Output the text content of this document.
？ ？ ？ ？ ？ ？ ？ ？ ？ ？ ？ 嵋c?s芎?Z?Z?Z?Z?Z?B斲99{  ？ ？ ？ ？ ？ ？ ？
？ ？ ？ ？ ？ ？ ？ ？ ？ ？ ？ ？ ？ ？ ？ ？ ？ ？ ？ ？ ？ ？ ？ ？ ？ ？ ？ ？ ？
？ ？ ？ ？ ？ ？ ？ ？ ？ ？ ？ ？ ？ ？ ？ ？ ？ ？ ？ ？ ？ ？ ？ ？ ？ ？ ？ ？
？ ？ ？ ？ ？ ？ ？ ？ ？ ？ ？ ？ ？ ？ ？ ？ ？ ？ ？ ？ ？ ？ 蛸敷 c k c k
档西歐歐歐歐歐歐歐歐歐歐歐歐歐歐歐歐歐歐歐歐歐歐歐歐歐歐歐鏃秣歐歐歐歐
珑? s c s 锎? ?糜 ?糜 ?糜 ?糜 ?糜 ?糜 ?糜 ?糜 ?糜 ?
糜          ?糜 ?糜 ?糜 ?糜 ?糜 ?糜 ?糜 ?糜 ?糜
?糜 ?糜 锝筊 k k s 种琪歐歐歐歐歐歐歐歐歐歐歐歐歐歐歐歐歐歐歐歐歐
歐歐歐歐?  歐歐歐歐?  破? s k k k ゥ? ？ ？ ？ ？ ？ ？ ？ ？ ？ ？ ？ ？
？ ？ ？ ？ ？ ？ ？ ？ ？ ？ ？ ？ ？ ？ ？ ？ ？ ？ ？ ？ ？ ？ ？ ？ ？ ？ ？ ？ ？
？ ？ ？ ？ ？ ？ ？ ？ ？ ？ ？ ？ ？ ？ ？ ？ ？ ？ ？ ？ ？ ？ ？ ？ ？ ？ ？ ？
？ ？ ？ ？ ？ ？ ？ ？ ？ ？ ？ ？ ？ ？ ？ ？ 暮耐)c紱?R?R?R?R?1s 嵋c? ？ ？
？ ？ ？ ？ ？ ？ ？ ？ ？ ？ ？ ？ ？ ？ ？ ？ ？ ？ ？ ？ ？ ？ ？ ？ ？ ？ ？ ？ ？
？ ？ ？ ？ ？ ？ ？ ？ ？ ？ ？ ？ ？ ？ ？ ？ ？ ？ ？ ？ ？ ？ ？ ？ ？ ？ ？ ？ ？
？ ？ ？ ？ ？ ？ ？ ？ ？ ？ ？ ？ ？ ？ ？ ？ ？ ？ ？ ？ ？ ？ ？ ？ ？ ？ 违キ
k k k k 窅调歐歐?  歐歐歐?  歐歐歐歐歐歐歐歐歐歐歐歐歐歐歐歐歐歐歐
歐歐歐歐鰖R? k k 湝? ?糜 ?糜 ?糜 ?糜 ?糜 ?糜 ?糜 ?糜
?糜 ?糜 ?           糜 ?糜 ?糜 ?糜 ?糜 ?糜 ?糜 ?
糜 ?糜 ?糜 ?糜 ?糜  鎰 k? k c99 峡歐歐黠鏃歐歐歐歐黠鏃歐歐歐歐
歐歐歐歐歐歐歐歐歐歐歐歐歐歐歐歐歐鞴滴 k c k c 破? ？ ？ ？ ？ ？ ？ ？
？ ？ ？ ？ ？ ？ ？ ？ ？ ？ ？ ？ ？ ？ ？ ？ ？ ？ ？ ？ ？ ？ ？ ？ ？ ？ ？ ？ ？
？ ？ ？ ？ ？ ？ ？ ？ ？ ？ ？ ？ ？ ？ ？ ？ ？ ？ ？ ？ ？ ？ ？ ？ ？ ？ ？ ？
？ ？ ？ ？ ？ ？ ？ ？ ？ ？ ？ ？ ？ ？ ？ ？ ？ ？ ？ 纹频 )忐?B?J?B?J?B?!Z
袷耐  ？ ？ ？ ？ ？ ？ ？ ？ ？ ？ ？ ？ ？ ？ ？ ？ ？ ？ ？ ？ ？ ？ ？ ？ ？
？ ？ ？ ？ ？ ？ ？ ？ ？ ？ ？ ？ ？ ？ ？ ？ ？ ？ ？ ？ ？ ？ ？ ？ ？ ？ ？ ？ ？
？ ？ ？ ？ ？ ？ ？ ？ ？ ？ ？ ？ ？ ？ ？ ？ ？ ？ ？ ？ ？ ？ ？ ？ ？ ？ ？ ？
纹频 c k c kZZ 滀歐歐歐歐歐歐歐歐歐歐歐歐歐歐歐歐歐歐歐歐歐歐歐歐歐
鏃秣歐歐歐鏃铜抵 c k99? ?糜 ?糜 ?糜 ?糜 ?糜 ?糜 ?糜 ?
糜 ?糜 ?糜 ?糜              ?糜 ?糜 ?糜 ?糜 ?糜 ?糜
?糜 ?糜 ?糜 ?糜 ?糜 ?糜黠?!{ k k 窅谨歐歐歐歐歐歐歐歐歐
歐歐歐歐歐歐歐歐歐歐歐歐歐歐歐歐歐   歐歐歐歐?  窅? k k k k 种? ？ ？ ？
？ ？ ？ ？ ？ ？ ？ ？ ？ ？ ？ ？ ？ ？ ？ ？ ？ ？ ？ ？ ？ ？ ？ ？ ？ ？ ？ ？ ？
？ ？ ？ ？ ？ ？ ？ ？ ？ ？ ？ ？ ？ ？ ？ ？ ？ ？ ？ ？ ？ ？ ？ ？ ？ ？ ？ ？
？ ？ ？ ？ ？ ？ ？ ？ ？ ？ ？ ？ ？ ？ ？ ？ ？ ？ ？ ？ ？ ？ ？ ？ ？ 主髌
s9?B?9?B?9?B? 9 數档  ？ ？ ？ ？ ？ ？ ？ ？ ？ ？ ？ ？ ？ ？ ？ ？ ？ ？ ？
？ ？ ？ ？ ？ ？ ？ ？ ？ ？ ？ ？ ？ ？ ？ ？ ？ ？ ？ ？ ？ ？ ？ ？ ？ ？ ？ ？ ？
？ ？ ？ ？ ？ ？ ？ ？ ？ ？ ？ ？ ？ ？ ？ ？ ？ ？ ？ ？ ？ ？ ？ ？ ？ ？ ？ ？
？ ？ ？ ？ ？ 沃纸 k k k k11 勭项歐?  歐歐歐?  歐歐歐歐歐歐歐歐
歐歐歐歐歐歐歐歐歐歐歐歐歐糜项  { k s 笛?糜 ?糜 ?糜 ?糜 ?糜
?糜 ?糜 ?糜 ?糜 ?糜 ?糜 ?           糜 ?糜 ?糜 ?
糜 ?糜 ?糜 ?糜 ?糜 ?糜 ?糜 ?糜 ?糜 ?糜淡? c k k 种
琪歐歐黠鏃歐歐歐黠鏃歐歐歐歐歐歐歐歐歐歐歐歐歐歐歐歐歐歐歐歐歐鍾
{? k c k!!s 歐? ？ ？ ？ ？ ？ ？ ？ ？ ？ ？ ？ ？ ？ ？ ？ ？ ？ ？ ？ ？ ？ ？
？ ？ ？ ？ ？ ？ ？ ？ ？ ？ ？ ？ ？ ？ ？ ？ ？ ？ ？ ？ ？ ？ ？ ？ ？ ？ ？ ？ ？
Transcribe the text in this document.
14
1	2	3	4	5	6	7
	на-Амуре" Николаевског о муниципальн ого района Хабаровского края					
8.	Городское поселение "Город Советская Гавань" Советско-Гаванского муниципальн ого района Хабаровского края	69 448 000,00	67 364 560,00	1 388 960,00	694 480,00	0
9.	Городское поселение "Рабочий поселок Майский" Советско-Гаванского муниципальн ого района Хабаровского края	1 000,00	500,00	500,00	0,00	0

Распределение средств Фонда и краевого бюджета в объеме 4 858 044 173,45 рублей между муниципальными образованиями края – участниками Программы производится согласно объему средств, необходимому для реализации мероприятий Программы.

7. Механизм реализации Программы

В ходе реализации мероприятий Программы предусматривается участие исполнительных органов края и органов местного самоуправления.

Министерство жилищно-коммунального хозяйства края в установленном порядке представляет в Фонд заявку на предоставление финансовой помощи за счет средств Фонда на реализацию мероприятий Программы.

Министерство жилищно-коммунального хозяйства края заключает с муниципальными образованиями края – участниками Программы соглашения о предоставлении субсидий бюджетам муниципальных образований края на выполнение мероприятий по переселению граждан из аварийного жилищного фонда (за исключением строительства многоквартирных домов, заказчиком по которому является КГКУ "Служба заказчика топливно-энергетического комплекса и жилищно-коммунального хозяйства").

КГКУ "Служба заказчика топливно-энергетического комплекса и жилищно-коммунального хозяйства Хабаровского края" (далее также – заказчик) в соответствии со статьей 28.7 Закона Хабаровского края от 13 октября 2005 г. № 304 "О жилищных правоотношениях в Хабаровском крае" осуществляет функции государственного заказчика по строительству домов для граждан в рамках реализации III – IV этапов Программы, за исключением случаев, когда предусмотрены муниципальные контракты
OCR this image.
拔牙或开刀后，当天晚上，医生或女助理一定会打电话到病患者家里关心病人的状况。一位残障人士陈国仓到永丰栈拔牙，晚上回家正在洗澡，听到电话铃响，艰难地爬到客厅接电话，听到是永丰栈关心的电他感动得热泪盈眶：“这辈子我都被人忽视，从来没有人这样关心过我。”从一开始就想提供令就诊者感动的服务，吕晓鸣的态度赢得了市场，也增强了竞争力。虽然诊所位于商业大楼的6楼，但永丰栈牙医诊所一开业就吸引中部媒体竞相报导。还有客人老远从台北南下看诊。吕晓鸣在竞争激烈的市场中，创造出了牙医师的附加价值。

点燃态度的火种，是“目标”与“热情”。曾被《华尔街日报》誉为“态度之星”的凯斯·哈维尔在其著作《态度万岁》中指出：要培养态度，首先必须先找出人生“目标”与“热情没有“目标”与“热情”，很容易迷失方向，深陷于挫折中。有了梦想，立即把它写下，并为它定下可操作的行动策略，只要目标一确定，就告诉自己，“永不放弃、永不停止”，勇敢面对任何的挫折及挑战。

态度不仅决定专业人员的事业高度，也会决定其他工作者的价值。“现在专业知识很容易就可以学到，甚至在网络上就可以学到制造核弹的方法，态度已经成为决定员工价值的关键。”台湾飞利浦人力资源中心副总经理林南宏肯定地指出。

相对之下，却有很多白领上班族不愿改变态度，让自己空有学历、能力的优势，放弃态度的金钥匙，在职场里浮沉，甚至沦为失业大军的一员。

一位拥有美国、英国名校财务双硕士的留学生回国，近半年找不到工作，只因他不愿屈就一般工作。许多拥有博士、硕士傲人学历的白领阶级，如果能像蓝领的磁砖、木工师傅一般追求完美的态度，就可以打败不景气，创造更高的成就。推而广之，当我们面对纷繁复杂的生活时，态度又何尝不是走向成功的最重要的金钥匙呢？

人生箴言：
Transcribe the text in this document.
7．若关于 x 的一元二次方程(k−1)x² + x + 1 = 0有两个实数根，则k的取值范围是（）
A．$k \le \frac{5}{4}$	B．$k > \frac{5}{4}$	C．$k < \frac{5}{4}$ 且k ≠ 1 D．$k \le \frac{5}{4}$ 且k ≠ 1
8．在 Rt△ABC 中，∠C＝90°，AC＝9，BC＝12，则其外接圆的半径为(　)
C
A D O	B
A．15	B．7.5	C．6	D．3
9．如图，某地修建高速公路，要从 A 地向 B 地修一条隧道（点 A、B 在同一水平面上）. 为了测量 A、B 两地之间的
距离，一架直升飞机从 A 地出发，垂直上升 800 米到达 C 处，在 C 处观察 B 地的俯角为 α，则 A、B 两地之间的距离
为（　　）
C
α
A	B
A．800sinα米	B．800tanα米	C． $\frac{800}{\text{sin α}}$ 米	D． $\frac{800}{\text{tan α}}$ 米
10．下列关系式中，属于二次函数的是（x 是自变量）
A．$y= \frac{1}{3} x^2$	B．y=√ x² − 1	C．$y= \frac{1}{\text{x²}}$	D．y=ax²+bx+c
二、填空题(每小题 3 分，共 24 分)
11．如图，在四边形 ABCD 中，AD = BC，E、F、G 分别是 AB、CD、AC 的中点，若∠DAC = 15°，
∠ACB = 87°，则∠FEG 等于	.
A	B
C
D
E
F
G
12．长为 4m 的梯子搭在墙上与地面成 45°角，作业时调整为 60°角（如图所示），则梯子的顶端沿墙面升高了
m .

● **EXERCISE INSTRUCTIONS**:
From the entries above, select each line containing the string "района".

● **EXPECTED ANSWER**:
	на-Амуре" Николаевског о муниципальн ого района Хабаровского края					
8.	Городское поселение "Город Советская Гавань" Советско-Гаванского муниципальн ого района Хабаровского края	69 448 000,00	67 364 560,00	1 388 960,00	694 480,00	0
9.	Городское поселение "Рабочий поселок Майский" Советско-Гаванского муниципальн ого района Хабаровского края	1 000,00	500,00	500,00	0,00	0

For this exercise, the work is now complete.